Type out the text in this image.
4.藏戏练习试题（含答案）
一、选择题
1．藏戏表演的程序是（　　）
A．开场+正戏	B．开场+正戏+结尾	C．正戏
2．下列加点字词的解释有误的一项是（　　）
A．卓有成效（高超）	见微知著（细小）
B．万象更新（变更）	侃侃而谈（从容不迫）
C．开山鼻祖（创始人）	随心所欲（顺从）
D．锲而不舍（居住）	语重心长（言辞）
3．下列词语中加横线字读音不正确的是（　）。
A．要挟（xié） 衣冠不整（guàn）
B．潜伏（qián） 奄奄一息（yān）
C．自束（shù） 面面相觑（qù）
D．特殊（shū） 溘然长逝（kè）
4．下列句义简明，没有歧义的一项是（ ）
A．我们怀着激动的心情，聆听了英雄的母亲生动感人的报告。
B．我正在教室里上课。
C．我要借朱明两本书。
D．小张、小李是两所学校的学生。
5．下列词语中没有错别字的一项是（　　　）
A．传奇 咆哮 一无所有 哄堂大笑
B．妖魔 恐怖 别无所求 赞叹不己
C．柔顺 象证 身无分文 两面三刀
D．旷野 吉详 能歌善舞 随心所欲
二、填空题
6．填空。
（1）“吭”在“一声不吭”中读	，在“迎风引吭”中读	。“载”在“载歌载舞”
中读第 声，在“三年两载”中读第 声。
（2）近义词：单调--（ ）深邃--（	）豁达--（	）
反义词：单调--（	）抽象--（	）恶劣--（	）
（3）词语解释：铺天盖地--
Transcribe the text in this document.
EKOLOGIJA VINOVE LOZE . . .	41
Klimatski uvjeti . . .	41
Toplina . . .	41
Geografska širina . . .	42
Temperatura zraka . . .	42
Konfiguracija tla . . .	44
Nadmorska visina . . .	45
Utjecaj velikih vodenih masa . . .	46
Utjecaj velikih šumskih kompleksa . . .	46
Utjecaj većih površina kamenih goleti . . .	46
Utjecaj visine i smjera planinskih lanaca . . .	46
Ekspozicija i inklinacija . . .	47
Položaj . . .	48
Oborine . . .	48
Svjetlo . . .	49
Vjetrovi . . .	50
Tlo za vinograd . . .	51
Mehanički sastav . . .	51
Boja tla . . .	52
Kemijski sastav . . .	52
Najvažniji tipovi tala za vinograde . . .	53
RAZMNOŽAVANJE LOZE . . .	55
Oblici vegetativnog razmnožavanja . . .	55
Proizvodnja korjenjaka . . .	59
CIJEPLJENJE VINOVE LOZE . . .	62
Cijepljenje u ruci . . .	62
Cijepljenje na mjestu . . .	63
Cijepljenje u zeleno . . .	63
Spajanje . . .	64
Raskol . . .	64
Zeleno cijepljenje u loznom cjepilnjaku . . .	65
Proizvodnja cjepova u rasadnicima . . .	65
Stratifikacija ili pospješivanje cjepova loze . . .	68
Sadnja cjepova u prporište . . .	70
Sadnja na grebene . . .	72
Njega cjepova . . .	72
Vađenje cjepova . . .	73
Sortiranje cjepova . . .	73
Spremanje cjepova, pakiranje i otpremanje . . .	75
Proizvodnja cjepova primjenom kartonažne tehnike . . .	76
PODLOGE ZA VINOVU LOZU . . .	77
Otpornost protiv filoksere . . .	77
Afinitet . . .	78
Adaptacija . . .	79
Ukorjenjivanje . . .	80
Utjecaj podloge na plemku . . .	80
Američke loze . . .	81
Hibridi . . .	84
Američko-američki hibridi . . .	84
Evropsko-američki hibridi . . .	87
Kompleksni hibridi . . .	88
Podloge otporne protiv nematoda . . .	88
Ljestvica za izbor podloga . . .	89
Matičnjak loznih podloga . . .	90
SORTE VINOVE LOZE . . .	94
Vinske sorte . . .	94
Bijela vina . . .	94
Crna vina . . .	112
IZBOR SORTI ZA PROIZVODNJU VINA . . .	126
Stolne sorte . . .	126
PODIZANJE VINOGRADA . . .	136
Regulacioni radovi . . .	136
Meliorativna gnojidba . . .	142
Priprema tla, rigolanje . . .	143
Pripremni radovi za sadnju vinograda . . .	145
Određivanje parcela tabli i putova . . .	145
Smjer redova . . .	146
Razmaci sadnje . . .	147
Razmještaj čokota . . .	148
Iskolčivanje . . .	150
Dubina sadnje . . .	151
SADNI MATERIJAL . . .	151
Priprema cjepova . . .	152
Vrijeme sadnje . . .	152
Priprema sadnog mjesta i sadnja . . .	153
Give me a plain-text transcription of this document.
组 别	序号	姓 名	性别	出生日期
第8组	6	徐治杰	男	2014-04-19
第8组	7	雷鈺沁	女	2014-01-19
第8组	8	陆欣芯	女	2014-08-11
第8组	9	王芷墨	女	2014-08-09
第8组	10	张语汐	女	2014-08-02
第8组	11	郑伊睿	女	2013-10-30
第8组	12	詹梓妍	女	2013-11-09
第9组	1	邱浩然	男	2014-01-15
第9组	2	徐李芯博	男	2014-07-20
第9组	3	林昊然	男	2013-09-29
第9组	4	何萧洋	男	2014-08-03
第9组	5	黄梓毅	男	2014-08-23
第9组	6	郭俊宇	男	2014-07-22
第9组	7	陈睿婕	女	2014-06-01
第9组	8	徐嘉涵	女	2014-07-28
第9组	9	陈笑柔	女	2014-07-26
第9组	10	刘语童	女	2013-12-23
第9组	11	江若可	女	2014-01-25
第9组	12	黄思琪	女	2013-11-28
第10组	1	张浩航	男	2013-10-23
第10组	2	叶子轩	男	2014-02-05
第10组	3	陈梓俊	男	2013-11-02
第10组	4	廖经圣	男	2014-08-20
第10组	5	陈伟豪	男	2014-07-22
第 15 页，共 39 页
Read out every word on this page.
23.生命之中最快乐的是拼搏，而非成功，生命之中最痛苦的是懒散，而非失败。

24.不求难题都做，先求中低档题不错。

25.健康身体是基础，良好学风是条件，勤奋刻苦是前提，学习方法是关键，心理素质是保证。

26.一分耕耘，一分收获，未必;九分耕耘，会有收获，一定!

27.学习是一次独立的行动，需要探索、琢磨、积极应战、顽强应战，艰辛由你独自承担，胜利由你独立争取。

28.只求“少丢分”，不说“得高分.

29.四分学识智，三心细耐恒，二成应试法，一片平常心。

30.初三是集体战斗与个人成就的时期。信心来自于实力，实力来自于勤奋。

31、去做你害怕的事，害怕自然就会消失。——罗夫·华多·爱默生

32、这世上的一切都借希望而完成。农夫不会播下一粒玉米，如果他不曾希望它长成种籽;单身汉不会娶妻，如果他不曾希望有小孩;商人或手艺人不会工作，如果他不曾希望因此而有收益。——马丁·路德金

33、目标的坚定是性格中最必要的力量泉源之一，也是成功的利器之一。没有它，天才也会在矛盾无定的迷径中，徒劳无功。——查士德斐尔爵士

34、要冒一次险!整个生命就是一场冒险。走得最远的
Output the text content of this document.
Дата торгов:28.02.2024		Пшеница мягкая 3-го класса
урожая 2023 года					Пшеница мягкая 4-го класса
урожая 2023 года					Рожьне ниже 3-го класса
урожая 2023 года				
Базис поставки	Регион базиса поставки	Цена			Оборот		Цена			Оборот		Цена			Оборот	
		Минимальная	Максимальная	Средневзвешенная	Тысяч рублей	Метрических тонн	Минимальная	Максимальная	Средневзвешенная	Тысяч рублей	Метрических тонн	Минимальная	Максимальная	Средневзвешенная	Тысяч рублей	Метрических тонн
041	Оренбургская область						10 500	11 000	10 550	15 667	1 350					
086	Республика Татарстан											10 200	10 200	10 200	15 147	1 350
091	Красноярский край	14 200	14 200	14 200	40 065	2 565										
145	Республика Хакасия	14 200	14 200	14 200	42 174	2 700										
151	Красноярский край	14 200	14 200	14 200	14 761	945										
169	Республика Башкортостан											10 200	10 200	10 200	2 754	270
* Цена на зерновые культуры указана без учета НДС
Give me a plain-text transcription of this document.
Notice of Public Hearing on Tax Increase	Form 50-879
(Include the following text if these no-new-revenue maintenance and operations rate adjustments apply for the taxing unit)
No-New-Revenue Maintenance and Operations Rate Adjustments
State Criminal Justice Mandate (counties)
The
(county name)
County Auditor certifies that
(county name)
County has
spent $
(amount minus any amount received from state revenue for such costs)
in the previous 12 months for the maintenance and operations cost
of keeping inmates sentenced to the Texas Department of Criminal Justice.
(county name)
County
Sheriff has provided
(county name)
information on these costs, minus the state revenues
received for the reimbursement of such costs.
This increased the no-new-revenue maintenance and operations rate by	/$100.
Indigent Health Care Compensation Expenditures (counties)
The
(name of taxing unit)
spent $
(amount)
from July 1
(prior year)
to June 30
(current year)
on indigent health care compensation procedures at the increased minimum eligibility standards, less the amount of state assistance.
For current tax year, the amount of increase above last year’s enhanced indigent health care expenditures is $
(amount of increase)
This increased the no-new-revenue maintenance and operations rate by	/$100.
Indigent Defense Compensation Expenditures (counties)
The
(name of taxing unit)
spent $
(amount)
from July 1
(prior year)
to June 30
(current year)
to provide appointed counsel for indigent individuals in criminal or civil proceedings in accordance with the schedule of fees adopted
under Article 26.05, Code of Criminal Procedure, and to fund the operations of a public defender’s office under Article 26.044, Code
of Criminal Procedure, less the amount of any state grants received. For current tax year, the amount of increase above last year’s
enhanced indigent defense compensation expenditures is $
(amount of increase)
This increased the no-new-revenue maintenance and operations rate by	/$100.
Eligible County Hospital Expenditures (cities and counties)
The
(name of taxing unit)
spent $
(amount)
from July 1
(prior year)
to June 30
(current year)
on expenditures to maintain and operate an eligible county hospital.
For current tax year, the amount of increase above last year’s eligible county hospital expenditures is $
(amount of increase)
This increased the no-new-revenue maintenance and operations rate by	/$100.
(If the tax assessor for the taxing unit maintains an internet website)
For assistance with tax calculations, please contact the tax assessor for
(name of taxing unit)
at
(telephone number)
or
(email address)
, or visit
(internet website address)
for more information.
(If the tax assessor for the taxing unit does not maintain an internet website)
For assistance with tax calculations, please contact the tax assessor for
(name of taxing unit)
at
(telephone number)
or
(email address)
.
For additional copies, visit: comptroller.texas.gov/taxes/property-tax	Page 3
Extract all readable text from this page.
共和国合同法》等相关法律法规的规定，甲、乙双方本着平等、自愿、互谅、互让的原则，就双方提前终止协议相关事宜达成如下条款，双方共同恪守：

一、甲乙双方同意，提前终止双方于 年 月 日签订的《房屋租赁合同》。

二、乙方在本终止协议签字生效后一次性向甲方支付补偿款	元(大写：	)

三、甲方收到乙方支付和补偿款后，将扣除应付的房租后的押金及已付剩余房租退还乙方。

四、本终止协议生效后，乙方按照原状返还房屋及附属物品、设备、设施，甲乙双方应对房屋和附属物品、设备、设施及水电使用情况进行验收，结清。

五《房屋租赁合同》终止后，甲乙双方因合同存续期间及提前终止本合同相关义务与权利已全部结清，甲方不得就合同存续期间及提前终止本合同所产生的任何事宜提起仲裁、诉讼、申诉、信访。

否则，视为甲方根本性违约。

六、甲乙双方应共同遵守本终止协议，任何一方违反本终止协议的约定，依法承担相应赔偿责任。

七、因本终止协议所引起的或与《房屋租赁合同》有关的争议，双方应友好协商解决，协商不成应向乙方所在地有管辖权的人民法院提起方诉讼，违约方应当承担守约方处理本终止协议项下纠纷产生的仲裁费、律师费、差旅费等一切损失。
****************
- Problem to solve -
Count the lines of the data that contain the string "sadnje", and reply with that number alone.

- Complete output -
3